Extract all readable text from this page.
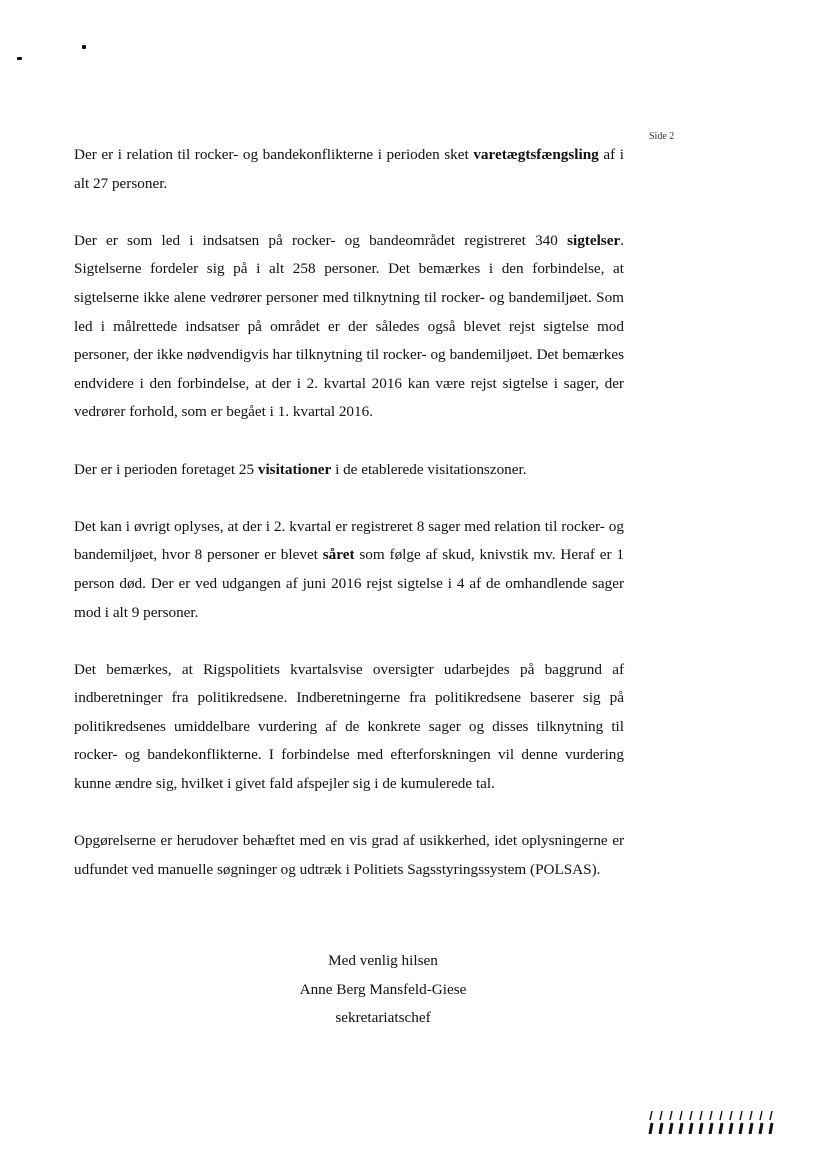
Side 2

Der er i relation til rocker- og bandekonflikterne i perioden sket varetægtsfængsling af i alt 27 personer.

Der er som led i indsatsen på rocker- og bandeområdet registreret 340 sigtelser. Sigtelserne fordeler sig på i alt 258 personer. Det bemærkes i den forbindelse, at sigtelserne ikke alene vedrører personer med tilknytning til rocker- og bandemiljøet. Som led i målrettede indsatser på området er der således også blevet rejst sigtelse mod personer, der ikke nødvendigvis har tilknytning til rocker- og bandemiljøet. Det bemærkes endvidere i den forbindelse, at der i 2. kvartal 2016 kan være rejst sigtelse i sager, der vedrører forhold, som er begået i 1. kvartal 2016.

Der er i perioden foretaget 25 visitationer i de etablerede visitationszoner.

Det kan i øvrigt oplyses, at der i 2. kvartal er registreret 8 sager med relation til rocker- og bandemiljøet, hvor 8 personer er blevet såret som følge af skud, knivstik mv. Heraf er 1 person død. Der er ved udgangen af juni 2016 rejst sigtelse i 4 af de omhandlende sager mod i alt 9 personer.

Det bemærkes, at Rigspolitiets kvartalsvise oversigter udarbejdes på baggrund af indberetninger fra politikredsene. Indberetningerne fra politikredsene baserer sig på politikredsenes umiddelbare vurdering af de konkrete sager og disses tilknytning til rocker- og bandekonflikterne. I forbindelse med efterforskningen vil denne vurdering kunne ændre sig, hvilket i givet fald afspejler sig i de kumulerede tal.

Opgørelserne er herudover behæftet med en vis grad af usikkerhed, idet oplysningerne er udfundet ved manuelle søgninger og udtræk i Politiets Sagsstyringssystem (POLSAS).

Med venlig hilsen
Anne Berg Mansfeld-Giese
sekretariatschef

...

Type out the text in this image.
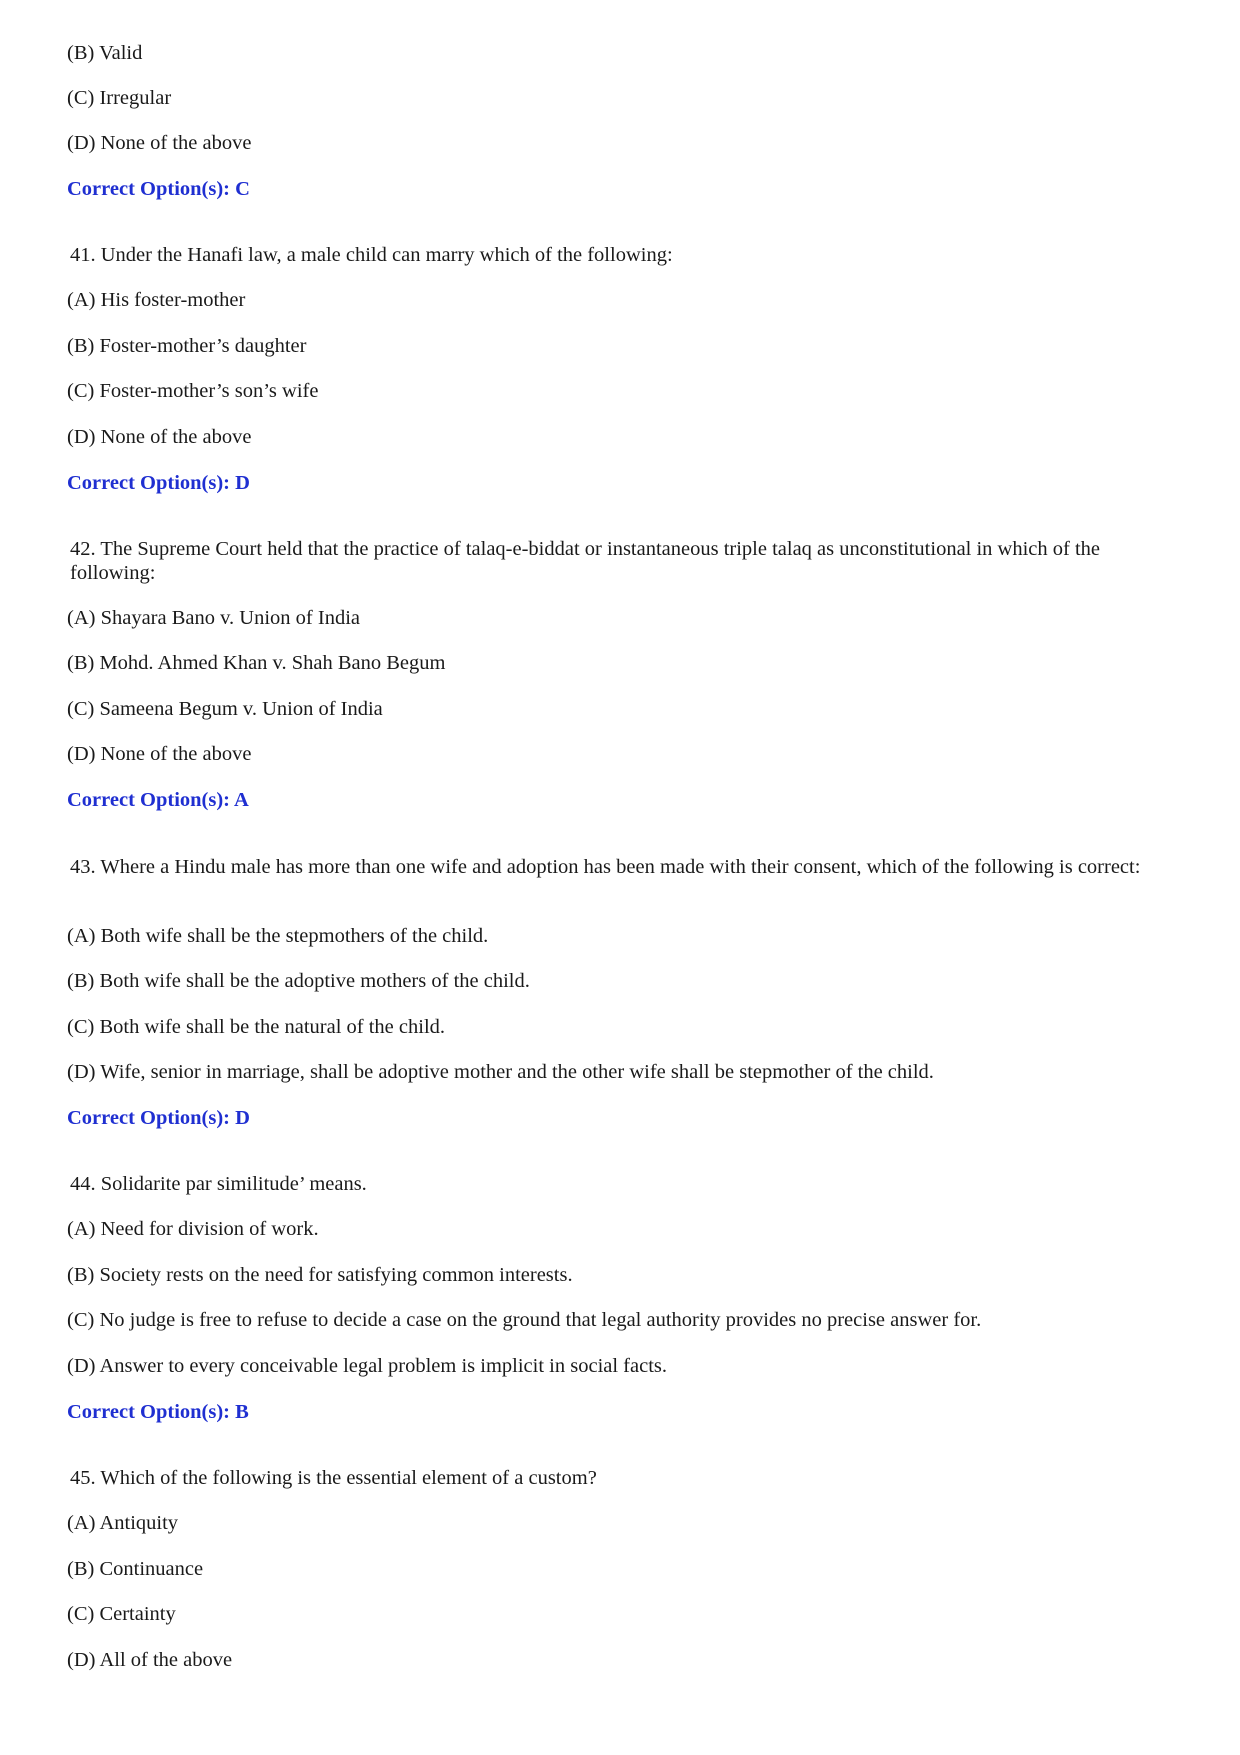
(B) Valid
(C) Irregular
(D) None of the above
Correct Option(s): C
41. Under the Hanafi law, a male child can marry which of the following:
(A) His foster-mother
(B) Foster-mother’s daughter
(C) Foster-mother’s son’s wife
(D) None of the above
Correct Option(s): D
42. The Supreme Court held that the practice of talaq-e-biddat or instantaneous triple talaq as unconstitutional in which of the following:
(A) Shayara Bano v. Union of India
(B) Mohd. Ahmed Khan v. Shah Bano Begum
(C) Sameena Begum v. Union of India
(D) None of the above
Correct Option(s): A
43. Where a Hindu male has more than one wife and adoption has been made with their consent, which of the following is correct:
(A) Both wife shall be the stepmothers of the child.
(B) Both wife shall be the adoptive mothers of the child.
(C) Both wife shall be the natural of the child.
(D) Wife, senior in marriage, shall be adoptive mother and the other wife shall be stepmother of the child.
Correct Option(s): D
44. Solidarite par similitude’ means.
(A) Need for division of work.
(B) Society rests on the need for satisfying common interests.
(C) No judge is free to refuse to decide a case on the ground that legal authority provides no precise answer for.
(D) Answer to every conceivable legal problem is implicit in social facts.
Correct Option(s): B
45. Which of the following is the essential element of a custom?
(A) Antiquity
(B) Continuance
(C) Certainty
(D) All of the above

---

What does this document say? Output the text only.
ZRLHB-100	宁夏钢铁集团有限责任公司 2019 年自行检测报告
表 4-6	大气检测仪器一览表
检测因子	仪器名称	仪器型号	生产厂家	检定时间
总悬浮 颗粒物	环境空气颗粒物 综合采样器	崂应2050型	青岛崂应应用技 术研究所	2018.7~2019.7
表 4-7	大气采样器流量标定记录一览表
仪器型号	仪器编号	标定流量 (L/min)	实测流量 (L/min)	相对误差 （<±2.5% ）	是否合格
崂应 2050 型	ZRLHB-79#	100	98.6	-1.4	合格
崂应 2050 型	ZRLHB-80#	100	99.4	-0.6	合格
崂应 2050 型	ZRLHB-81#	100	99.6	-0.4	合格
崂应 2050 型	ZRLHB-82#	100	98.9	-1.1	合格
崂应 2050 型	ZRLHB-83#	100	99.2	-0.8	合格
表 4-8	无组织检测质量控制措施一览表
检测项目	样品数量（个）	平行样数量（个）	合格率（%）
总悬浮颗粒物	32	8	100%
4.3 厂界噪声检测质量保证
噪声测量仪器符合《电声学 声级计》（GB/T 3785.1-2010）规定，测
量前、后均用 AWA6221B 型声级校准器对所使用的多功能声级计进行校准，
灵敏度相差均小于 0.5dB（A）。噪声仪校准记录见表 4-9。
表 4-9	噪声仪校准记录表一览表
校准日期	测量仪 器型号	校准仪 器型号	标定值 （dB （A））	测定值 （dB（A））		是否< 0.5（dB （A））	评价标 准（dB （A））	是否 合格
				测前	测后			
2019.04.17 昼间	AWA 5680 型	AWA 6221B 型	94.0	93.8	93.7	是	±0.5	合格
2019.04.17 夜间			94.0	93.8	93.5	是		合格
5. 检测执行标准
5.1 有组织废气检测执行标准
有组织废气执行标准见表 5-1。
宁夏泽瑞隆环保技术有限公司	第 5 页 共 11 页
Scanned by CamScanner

Exercise task ▸ From the entries, report each line that includes the word "sigtelse".

Answer below ▸
Der er som led i indsatsen på rocker- og bandeområdet registreret 340 sigtelser. Sigtelserne fordeler sig på i alt 258 personer. Det bemærkes i den forbindelse, at sigtelserne ikke alene vedrører personer med tilknytning til rocker- og bandemiljøet. Som led i målrettede indsatser på området er der således også blevet rejst sigtelse mod personer, der ikke nødvendigvis har tilknytning til rocker- og bandemiljøet. Det bemærkes endvidere i den forbindelse, at der i 2. kvartal 2016 kan være rejst sigtelse i sager, der vedrører forhold, som er begået i 1. kvartal 2016.
Det kan i øvrigt oplyses, at der i 2. kvartal er registreret 8 sager med relation til rocker- og bandemiljøet, hvor 8 personer er blevet såret som følge af skud, knivstik mv. Heraf er 1 person død. Der er ved udgangen af juni 2016 rejst sigtelse i 4 af de omhandlende sager mod i alt 9 personer.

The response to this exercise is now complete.